##### Listed records #####
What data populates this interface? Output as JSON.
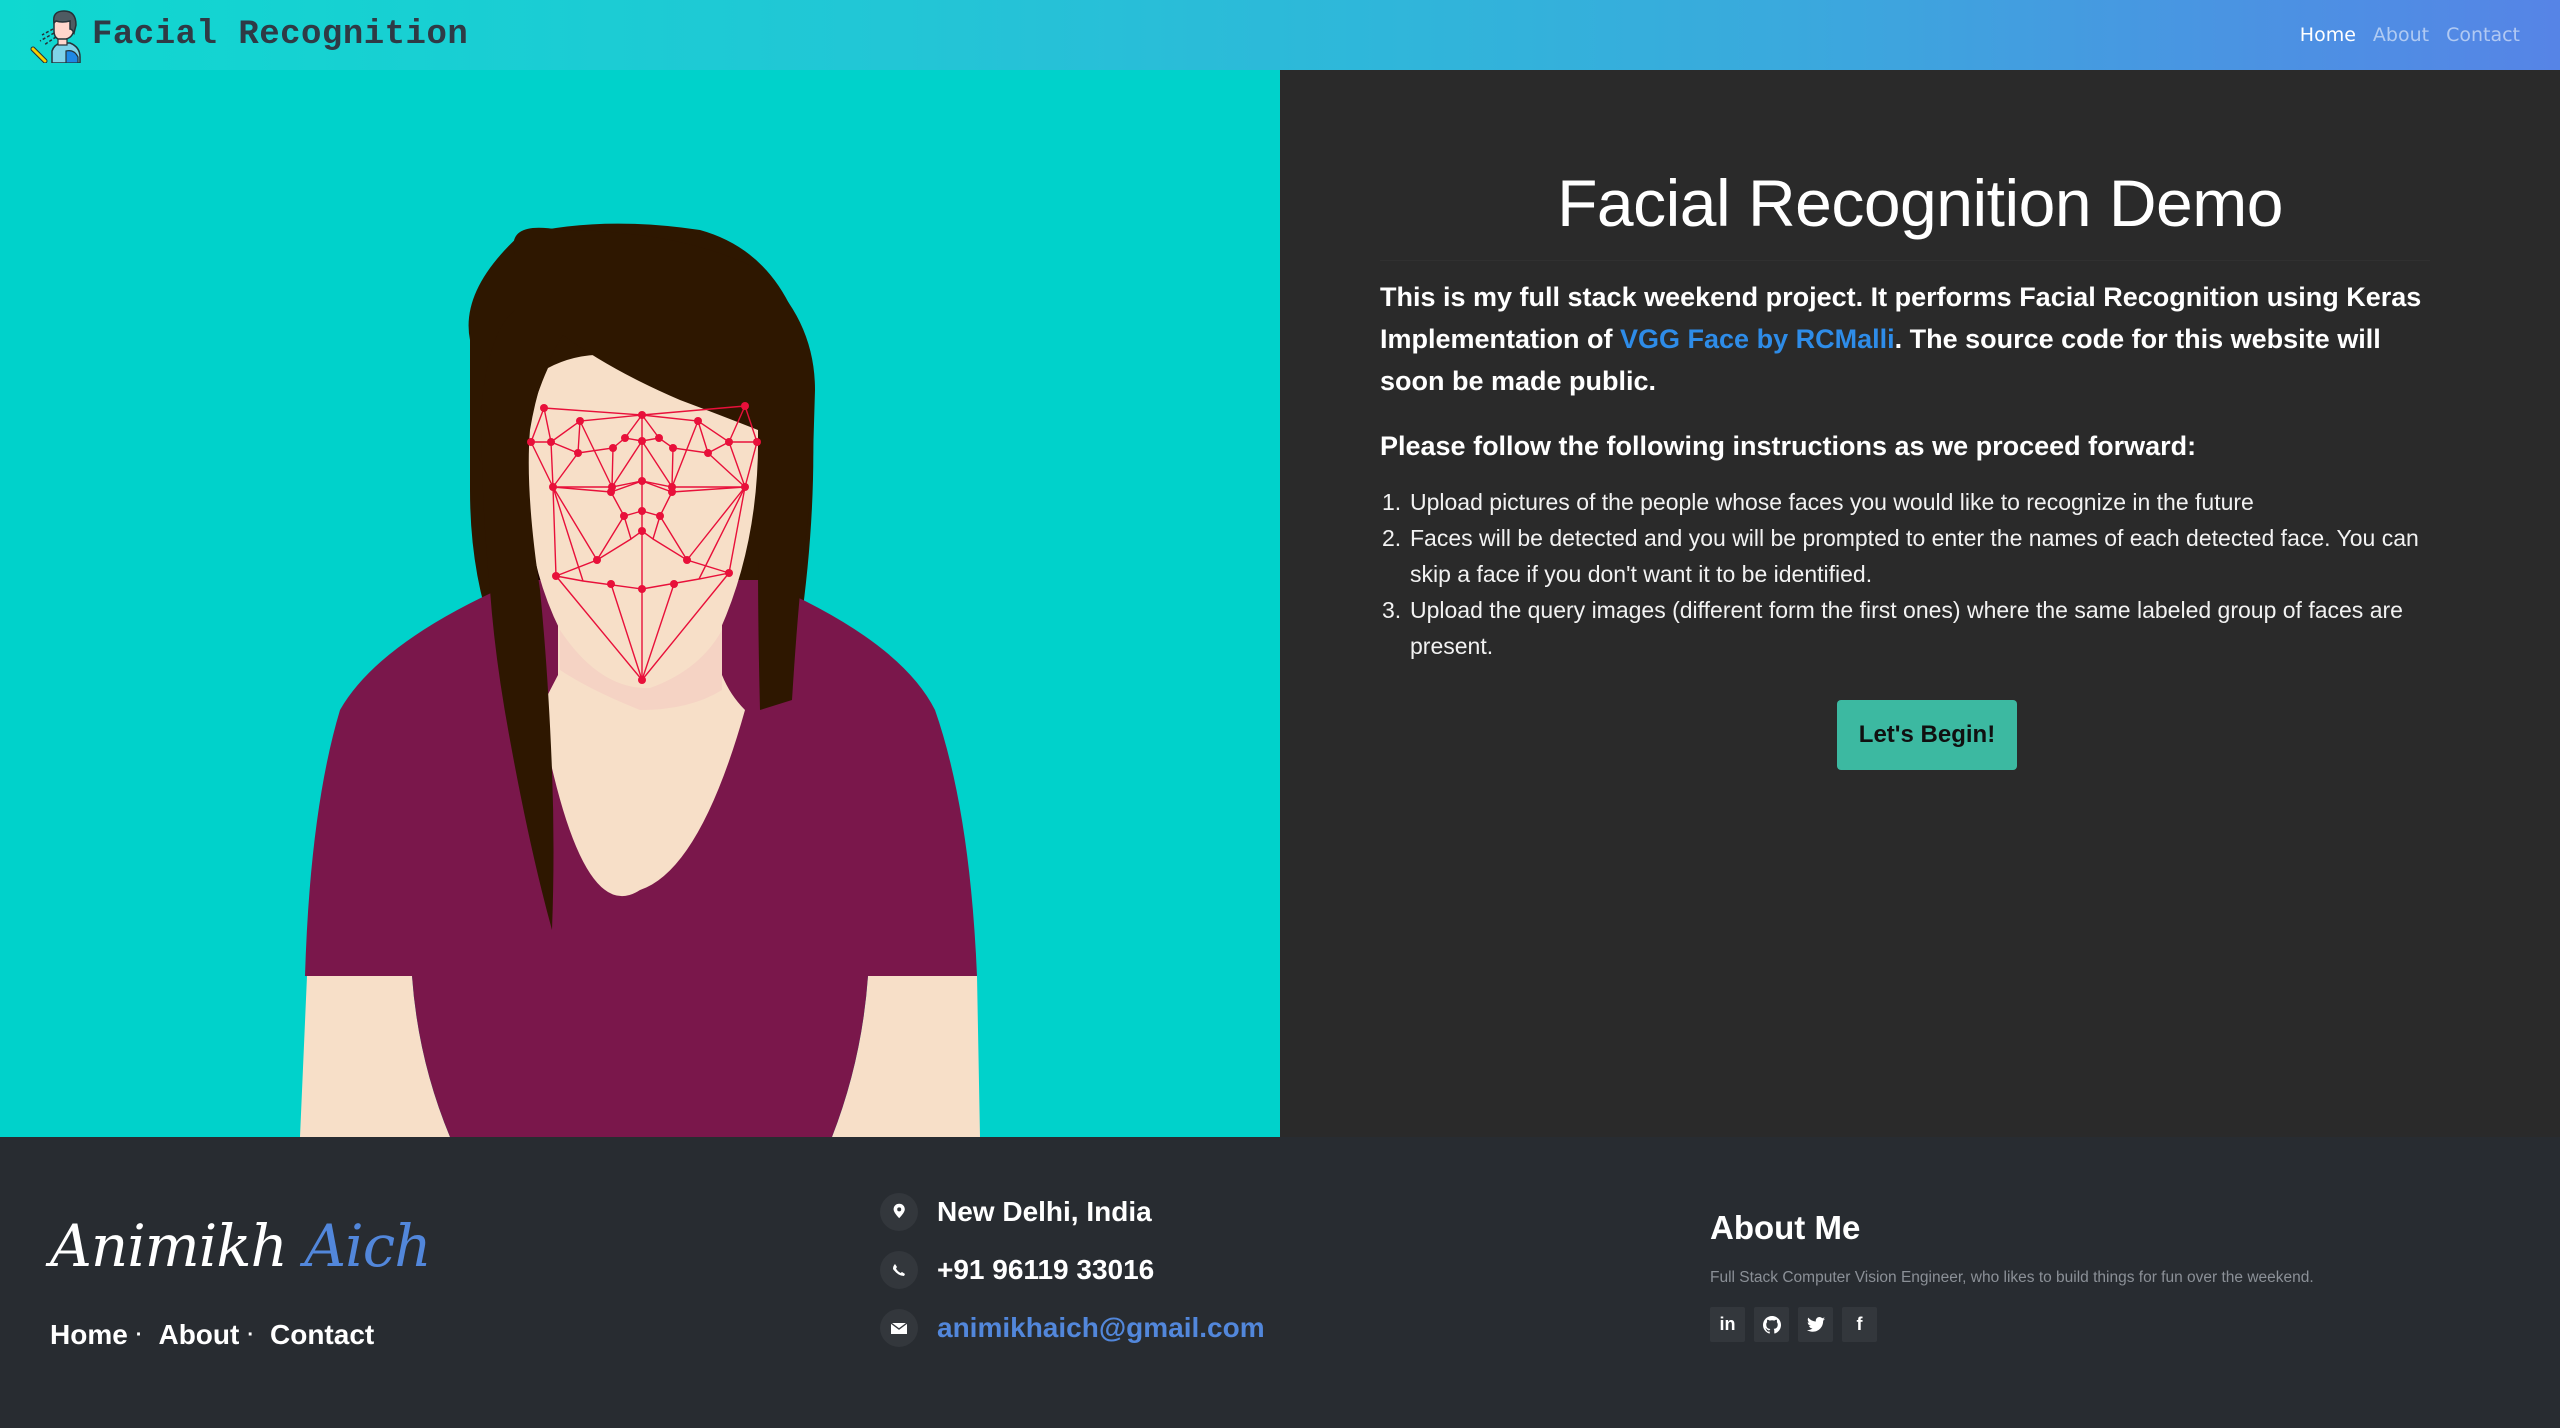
{
  "header": {
    "brand_title": "Facial Recognition",
    "logo_icon": "face-scan-person-icon",
    "nav": [
      {
        "label": "Home",
        "active": true
      },
      {
        "label": "About",
        "active": false
      },
      {
        "label": "Contact",
        "active": false
      }
    ]
  },
  "hero": {
    "illustration": "woman-face-mesh-illustration",
    "background_color": "#00d2cb"
  },
  "intro": {
    "title": "Facial Recognition Demo",
    "description_part1": "This is my full stack weekend project. It performs Facial Recognition using Keras Implementation of ",
    "description_link": "VGG Face by RCMalli",
    "description_part2": ". The source code for this website will soon be made public.",
    "instructions_heading": "Please follow the following instructions as we proceed forward:",
    "steps": [
      {
        "number": "1.",
        "text": "Upload pictures of the people whose faces you would like to recognize in the future"
      },
      {
        "number": "2.",
        "text": "Faces will be detected and you will be prompted to enter the names of each detected face. You can skip a face if you don't want it to be identified."
      },
      {
        "number": "3.",
        "text": "Upload the query images (different form the first ones) where the same labeled group of faces are present."
      }
    ],
    "begin_button": "Let's Begin!",
    "accent_color": "#3cb9a1",
    "link_color": "#2e8ce8"
  },
  "footer": {
    "name_first": "Animikh",
    "name_last": "Aich",
    "links": [
      {
        "label": "Home",
        "separator": "·"
      },
      {
        "label": "About",
        "separator": "·"
      },
      {
        "label": "Contact",
        "separator": ""
      }
    ],
    "contact": [
      {
        "icon": "map-pin-icon",
        "text": "New Delhi, India"
      },
      {
        "icon": "phone-icon",
        "text": "+91 96119 33016"
      },
      {
        "icon": "envelope-icon",
        "text": "animikhaich@gmail.com"
      }
    ],
    "about_title": "About Me",
    "about_description": "Full Stack Computer Vision Engineer, who likes to build things for fun over the weekend.",
    "socials": [
      {
        "name": "linkedin",
        "glyph": "in"
      },
      {
        "name": "github",
        "glyph": ""
      },
      {
        "name": "twitter",
        "glyph": ""
      },
      {
        "name": "facebook",
        "glyph": "f"
      }
    ]
  }
}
#####
* **Aim**
Repeat the records above verbatim, with no pictures in the result.

* **Worked solution**
What data populates this interface? Output as JSON.
{
  "header": {
    "brand_title": "Facial Recognition",
    "logo_icon": "face-scan-person-icon",
    "nav": [
      {
        "label": "Home",
        "active": true
      },
      {
        "label": "About",
        "active": false
      },
      {
        "label": "Contact",
        "active": false
      }
    ]
  },
  "hero": {
    "illustration": "woman-face-mesh-illustration",
    "background_color": "#00d2cb"
  },
  "intro": {
    "title": "Facial Recognition Demo",
    "description_part1": "This is my full stack weekend project. It performs Facial Recognition using Keras Implementation of ",
    "description_link": "VGG Face by RCMalli",
    "description_part2": ". The source code for this website will soon be made public.",
    "instructions_heading": "Please follow the following instructions as we proceed forward:",
    "steps": [
      {
        "number": "1.",
        "text": "Upload pictures of the people whose faces you would like to recognize in the future"
      },
      {
        "number": "2.",
        "text": "Faces will be detected and you will be prompted to enter the names of each detected face. You can skip a face if you don't want it to be identified."
      },
      {
        "number": "3.",
        "text": "Upload the query images (different form the first ones) where the same labeled group of faces are present."
      }
    ],
    "begin_button": "Let's Begin!",
    "accent_color": "#3cb9a1",
    "link_color": "#2e8ce8"
  },
  "footer": {
    "name_first": "Animikh",
    "name_last": "Aich",
    "links": [
      {
        "label": "Home",
        "separator": "·"
      },
      {
        "label": "About",
        "separator": "·"
      },
      {
        "label": "Contact",
        "separator": ""
      }
    ],
    "contact": [
      {
        "icon": "map-pin-icon",
        "text": "New Delhi, India"
      },
      {
        "icon": "phone-icon",
        "text": "+91 96119 33016"
      },
      {
        "icon": "envelope-icon",
        "text": "animikhaich@gmail.com"
      }
    ],
    "about_title": "About Me",
    "about_description": "Full Stack Computer Vision Engineer, who likes to build things for fun over the weekend.",
    "socials": [
      {
        "name": "linkedin",
        "glyph": "in"
      },
      {
        "name": "github",
        "glyph": ""
      },
      {
        "name": "twitter",
        "glyph": ""
      },
      {
        "name": "facebook",
        "glyph": "f"
      }
    ]
  }
}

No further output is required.